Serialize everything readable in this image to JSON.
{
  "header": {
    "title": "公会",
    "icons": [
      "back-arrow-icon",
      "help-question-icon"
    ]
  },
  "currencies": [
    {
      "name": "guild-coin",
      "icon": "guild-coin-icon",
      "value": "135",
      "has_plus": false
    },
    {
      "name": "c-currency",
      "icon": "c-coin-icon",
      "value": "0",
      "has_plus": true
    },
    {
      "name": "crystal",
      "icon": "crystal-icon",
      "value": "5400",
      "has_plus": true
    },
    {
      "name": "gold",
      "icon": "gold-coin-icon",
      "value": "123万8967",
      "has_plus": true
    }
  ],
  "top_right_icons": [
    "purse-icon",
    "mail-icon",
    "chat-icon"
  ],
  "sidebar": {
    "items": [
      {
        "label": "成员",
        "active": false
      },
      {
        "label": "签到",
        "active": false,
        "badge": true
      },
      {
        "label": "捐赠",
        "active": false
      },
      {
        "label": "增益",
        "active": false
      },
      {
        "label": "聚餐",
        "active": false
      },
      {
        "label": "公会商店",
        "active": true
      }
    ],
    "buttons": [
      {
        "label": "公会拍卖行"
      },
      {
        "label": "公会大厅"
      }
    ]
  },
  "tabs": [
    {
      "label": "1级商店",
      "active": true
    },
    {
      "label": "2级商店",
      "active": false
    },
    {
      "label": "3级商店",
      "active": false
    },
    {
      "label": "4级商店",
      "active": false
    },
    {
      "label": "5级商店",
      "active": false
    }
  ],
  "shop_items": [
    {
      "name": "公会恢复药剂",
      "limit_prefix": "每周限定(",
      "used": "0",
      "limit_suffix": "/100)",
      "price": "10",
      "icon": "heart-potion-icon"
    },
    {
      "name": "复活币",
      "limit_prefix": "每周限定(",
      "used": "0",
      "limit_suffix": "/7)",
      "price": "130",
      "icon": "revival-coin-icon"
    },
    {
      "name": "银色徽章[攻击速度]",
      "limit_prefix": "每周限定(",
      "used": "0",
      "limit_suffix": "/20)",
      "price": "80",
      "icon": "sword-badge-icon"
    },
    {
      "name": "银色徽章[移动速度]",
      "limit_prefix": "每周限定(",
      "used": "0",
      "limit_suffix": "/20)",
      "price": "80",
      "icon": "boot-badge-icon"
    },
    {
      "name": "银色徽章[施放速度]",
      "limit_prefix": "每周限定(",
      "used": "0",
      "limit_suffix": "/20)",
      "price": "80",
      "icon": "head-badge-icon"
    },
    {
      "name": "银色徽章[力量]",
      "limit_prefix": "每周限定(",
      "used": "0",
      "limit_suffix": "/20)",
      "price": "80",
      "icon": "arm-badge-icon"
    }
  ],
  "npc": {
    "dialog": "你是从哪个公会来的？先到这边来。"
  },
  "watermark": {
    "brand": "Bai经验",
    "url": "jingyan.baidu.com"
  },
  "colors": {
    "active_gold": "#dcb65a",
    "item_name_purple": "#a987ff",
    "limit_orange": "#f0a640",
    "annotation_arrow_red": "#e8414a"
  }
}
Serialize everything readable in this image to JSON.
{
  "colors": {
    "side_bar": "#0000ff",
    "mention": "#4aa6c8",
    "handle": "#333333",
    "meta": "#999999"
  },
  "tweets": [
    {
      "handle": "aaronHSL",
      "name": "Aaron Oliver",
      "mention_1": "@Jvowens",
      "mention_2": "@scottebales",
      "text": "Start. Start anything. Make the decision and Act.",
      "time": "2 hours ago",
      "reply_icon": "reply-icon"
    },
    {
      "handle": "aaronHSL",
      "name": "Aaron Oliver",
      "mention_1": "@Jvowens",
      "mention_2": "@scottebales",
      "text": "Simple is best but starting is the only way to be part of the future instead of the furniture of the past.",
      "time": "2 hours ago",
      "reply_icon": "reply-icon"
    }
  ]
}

•••••

Look through the data above. Copy every line with the string "coin" in it.

§ TASK SOLUTION
      "name": "guild-coin",
      "icon": "guild-coin-icon",
      "icon": "c-coin-icon",
      "icon": "gold-coin-icon",
      "icon": "revival-coin-icon"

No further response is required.